• The exercise: Filter the material below down to the lines that contain the string "icon", treating uppercase and lowercase as different, and copy each matching line in full.

• Source records:

========

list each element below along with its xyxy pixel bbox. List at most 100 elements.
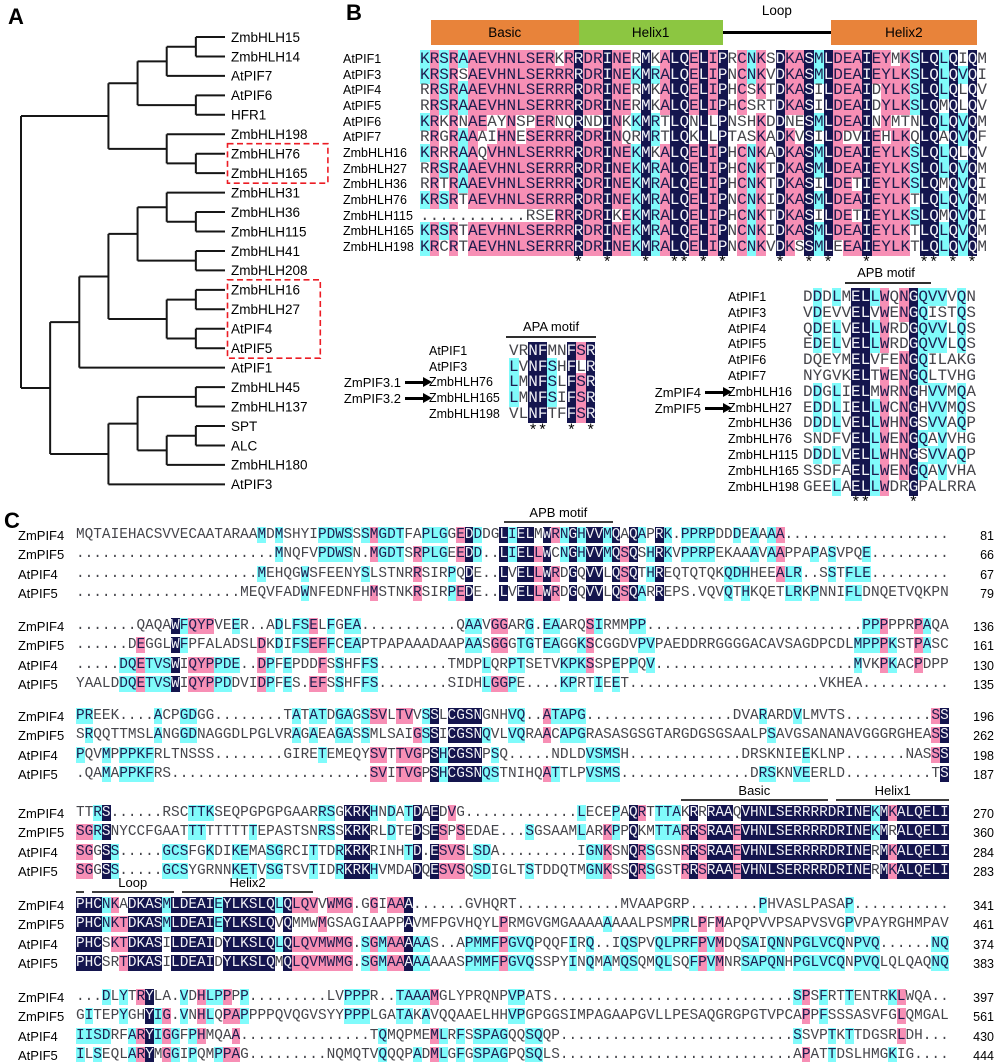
alignment-row-label: AtPIF4 xyxy=(18,1028,58,1044)
alignment-row-label: AtPIF4 xyxy=(18,936,58,952)
tree-leaf-label[interactable]: HFR1 xyxy=(231,108,266,123)
alignment-row-label: ZmbHLH36 xyxy=(343,177,407,192)
tree-leaf-label[interactable]: ZmbHLH36 xyxy=(231,205,300,220)
tree-leaf-label[interactable]: ZmbHLH115 xyxy=(231,224,307,239)
alignment-row-sequence: ...........RSERRRDRIKEKMRALQELIPHCNKTDKA… xyxy=(420,206,987,225)
alignment-row-sequence: NYGVKELTWENGQLTVHG xyxy=(803,367,976,385)
row-position-number: 198 xyxy=(973,748,994,763)
tree-leaf-label[interactable]: ZmbHLH180 xyxy=(231,458,308,473)
apa-motif-title: APA motif xyxy=(522,319,580,334)
tree-leaf-label[interactable]: AtPIF5 xyxy=(231,341,272,356)
alignment-row-label: ZmbHLH76 xyxy=(343,192,407,207)
alignment-row-sequence: SGGSS.....GCSFGKDIKEMASGRCITTDRKRKRINHTD… xyxy=(76,843,949,860)
row-position-number: 444 xyxy=(973,1048,994,1062)
row-position-number: 341 xyxy=(973,899,994,913)
tree-leaf-label[interactable]: ZmbHLH137 xyxy=(231,399,308,414)
alignment-row-label: ZmPIF5 xyxy=(18,1009,65,1025)
panel-a-label: A xyxy=(8,4,24,29)
alignment-row-label: ZmPIF4 xyxy=(18,709,65,724)
tree-leaf-label[interactable]: AtPIF3 xyxy=(231,477,272,492)
domain-bar-basic: Basic xyxy=(430,20,579,45)
alignment-row-sequence: RRSRAAEVHNLSERRRRDRINERMKALQELIPHCSRTDKA… xyxy=(420,96,987,115)
tree-leaf-label[interactable]: SPT xyxy=(231,419,257,434)
row-position-number: 135 xyxy=(973,677,994,692)
alignment-row-sequence: DDDLMELLWQNGQVVVQN xyxy=(803,288,976,306)
tree-leaf-label[interactable]: ALC xyxy=(231,438,258,453)
alignment-row-label: ZmbHLH76 xyxy=(728,432,792,447)
domain-label: APB motif xyxy=(529,505,588,520)
tree-leaf-label[interactable]: ZmbHLH14 xyxy=(231,49,301,64)
tree-leaf-label[interactable]: AtPIF6 xyxy=(231,88,272,103)
alignment-row-sequence: VDEVVELVWENGQISTQS xyxy=(803,303,976,322)
alignment-row-label: AtPIF5 xyxy=(18,863,58,879)
alignment-row-label: ZmbHLH198 xyxy=(728,479,799,494)
alignment-row-sequence: YAALDDQETVSWIQYPPDDVIDPFES.EFSSHFFS.....… xyxy=(76,675,949,692)
alignment-row-sequence: PHCNKADKASMLDEAIEYLKSLQLQLQVVWMG.GGIAAA.… xyxy=(76,897,949,913)
alignment-row-sequence: DDDLVELLWHNGSVVAQP xyxy=(803,414,976,433)
tree-leaf-label[interactable]: ZmbHLH31 xyxy=(231,185,300,200)
alignment-row-sequence: PHCNKTDKASMLDEAIEYLKSLQVQMMWMGSAGIAAPPAV… xyxy=(76,916,949,933)
tree-leaf-label[interactable]: ZmbHLH76 xyxy=(231,147,300,162)
row-position-number: 161 xyxy=(973,639,994,654)
tree-leaf-label[interactable]: AtPIF1 xyxy=(231,360,272,375)
row-position-number: 284 xyxy=(973,845,994,860)
alignment-row-sequence: MQTAIEHACSVVECAATARAAMDMSHYIPDWSSSMGDTFA… xyxy=(76,527,949,543)
domain-line-helix2 xyxy=(181,891,314,893)
tree-leaf-label[interactable]: ZmbHLH15 xyxy=(231,30,300,45)
alignment-row-sequence: SGGSS.....GCSYGRNNKETVSGTSVTIDRKRKHVMDAD… xyxy=(76,862,949,879)
tree-leaf-label[interactable]: ZmbHLH208 xyxy=(231,263,308,278)
arrow-text: ZmPIF3.1 xyxy=(343,375,401,391)
row-position-number: 360 xyxy=(973,826,994,841)
pif-name-arrow: ZmPIF3.2 xyxy=(336,391,432,406)
row-position-number: 187 xyxy=(973,767,994,782)
arrow-icon xyxy=(405,377,432,388)
alignment-row-sequence: TTRS......RSCTTKSEQPGPGPGAARRSGKRKHNDATD… xyxy=(76,805,949,821)
row-position-number: 461 xyxy=(973,918,994,933)
tree-leaf-label[interactable]: ZmbHLH27 xyxy=(231,302,300,317)
tree-leaf-label[interactable]: ZmbHLH16 xyxy=(231,283,300,298)
alignment-row-label: ZmPIF4 xyxy=(18,898,65,913)
alignment-row-sequence: .....................MEHQGWSFEENYSLSTNRR… xyxy=(76,565,949,582)
alignment-row-label: AtPIF6 xyxy=(728,353,767,368)
row-position-number: 561 xyxy=(973,1010,994,1025)
alignment-row-label: ZmbHLH16 xyxy=(728,384,792,399)
alignment-row-sequence: SGRSNYCCFGAATTTTTTTTTEPASTSNRSSKRKRLDTED… xyxy=(76,824,949,841)
alignment-row-sequence: SRQQTTMSLANGGDNAGGDLPGLVRAGAEAGASSMLSAIG… xyxy=(76,727,949,744)
tree-leaf-label[interactable]: ZmbHLH41 xyxy=(231,244,300,259)
tree-leaf-label[interactable]: ZmbHLH198 xyxy=(231,127,308,142)
alignment-row-sequence: EDELVELLWRDGQVVLQS xyxy=(803,335,976,354)
alignment-row-sequence: GEELAELLWDRGPALRRA xyxy=(803,477,976,496)
alignment-row-label: ZmbHLH165 xyxy=(728,463,799,478)
row-position-number: 196 xyxy=(973,710,994,724)
alignment-row-sequence: .......................MNQFVPDWSN.MGDTSR… xyxy=(76,546,949,563)
row-position-number: 130 xyxy=(973,658,994,673)
alignment-row-sequence: PHCSRTDKASILDEAIDYLKSLQMQLQVMWMG.SGMAAAA… xyxy=(76,954,949,971)
alignment-row-sequence: QDELVELLWRDGQVVLQS xyxy=(803,319,976,338)
alignment-row-label: ZmbHLH115 xyxy=(343,208,413,223)
alignment-row-sequence: KRRRAAQVHNLSERRRRDRINEKMKALQELIPHCNKADKA… xyxy=(420,143,987,162)
alignment-row-sequence: KRKRNAEAYNSPERNQRNDINKKMRTLQNLLPNSHKDDNE… xyxy=(420,112,987,131)
row-position-number: 66 xyxy=(980,548,994,563)
domain-line-loop xyxy=(91,891,174,893)
alignment-row-sequence: KRSRAAEVHNLSERKRRDRINERMKALQELIPRCNKSDKA… xyxy=(420,50,987,68)
pif-name-arrow: ZmPIF4 xyxy=(636,385,732,400)
arrow-icon xyxy=(405,393,432,404)
apb-motif-title: APB motif xyxy=(857,265,915,280)
tree-leaf-label[interactable]: AtPIF4 xyxy=(231,322,273,337)
tree-leaf-label[interactable]: AtPIF7 xyxy=(231,69,272,84)
pif-name-arrow: ZmPIF3.1 xyxy=(336,375,432,391)
alignment-row-label: AtPIF5 xyxy=(18,585,58,601)
alignment-row-label: AtPIF4 xyxy=(343,83,382,98)
tree-leaf-label[interactable]: ZmbHLH165 xyxy=(231,166,308,181)
highlight-box xyxy=(226,142,329,184)
row-position-number: 81 xyxy=(980,529,994,543)
alignment-row-sequence: DDGLIELMWRNGHVVMQA xyxy=(803,382,976,401)
apa-motif-underline xyxy=(506,336,596,338)
alignment-row-sequence: .QAMAPPKFRS.......................SVITVG… xyxy=(76,765,949,782)
alignment-row-sequence: LVNFSHFLR xyxy=(509,357,596,376)
row-position-number: 262 xyxy=(973,729,994,744)
row-position-number: 374 xyxy=(973,937,994,952)
tree-leaf-label[interactable]: ZmbHLH45 xyxy=(231,380,300,395)
alignment-row-label: AtPIF5 xyxy=(18,955,58,971)
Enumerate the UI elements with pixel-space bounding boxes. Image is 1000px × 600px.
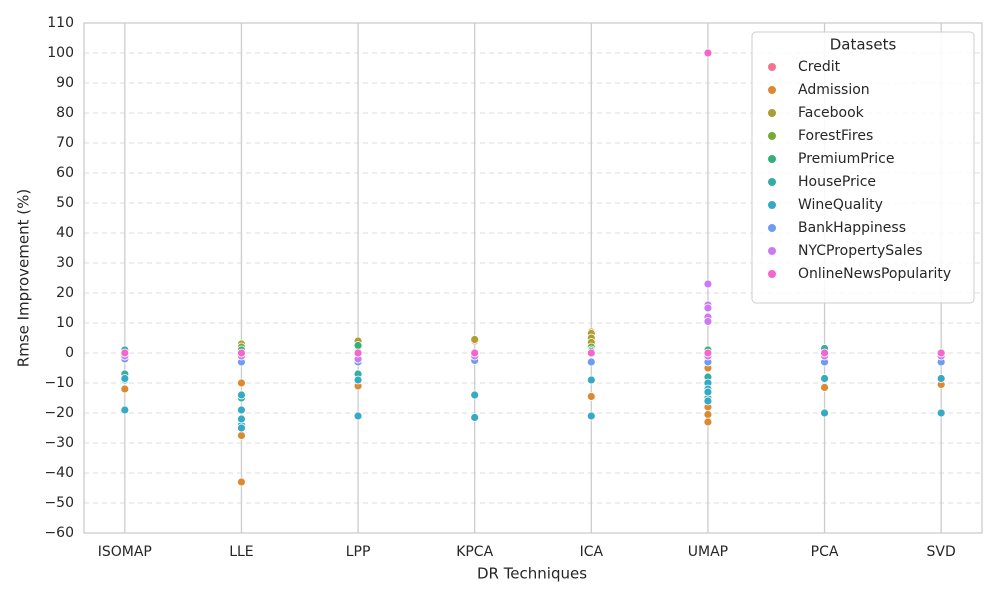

========

• Worked answer:
arrow-icon xyxy=(405,377,432,388)
arrow-icon xyxy=(405,393,432,404)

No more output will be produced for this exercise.